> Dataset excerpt

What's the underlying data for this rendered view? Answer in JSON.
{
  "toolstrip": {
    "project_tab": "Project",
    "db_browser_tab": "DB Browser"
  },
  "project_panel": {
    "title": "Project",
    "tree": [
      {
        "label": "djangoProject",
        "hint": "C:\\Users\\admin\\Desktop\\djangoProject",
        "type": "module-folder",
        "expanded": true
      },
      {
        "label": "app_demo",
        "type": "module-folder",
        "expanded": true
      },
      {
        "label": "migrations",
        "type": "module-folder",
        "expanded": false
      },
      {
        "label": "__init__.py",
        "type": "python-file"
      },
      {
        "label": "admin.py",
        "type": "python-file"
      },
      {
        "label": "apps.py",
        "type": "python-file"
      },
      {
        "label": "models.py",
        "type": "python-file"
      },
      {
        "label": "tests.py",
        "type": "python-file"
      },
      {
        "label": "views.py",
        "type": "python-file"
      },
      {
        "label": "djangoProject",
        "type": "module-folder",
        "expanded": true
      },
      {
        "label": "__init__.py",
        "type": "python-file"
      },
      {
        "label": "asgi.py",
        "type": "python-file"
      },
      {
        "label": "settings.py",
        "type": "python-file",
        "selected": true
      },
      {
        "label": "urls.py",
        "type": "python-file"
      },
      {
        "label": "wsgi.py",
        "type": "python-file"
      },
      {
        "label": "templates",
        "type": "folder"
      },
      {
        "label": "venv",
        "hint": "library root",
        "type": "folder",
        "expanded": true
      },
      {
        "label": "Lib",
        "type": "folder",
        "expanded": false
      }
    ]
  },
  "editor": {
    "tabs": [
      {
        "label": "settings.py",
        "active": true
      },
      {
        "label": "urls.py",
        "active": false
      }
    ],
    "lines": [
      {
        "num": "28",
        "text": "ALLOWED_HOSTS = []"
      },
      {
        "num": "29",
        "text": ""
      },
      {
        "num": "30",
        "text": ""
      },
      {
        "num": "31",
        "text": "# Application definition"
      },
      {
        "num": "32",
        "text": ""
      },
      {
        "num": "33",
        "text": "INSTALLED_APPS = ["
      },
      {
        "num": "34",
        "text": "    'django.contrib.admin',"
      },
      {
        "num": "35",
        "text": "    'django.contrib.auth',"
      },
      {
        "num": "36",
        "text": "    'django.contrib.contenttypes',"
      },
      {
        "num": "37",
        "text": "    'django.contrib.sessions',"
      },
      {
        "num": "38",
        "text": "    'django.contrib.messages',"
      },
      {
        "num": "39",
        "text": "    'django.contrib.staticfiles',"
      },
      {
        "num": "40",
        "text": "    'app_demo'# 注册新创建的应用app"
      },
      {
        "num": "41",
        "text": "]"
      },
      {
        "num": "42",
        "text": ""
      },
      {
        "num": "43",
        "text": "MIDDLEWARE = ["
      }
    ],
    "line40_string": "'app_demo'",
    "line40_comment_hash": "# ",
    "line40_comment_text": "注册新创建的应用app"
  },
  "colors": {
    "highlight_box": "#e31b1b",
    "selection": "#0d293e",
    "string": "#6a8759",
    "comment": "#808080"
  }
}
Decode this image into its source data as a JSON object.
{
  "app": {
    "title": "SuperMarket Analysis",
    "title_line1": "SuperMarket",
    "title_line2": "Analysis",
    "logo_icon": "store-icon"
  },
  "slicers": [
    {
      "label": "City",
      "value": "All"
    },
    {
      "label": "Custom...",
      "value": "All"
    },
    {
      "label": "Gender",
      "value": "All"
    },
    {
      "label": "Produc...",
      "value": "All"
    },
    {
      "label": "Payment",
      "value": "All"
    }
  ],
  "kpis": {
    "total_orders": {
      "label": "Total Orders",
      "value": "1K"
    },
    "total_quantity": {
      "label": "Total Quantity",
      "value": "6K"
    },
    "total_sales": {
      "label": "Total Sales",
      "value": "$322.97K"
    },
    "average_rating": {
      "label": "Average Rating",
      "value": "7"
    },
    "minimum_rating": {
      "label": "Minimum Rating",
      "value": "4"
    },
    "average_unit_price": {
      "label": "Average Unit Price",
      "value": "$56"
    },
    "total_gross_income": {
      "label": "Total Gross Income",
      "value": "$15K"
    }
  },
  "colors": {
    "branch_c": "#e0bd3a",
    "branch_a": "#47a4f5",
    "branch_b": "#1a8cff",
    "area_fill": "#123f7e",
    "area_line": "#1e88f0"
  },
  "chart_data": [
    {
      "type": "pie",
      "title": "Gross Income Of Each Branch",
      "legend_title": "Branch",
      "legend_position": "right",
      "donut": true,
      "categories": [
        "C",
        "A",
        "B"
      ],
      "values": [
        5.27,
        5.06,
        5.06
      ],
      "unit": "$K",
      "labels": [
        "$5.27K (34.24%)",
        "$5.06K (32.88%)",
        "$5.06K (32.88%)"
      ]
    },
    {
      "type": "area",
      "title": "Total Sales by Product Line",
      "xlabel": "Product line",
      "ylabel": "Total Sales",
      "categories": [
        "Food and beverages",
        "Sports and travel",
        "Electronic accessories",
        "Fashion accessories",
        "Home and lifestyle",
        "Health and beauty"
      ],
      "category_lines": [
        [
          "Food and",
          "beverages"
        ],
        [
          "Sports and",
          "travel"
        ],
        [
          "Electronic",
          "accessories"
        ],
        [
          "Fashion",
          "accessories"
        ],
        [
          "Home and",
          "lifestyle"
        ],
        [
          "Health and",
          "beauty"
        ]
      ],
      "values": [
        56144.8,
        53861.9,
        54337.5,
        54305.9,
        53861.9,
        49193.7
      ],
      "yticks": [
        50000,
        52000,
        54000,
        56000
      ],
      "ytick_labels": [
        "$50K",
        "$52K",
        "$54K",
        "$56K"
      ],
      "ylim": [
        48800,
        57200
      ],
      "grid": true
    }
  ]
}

> Exercise objective
Copy out every line with the word "accessories".

> Complete answer
        "Electronic accessories",
        "Fashion accessories",
          "accessories"
          "accessories"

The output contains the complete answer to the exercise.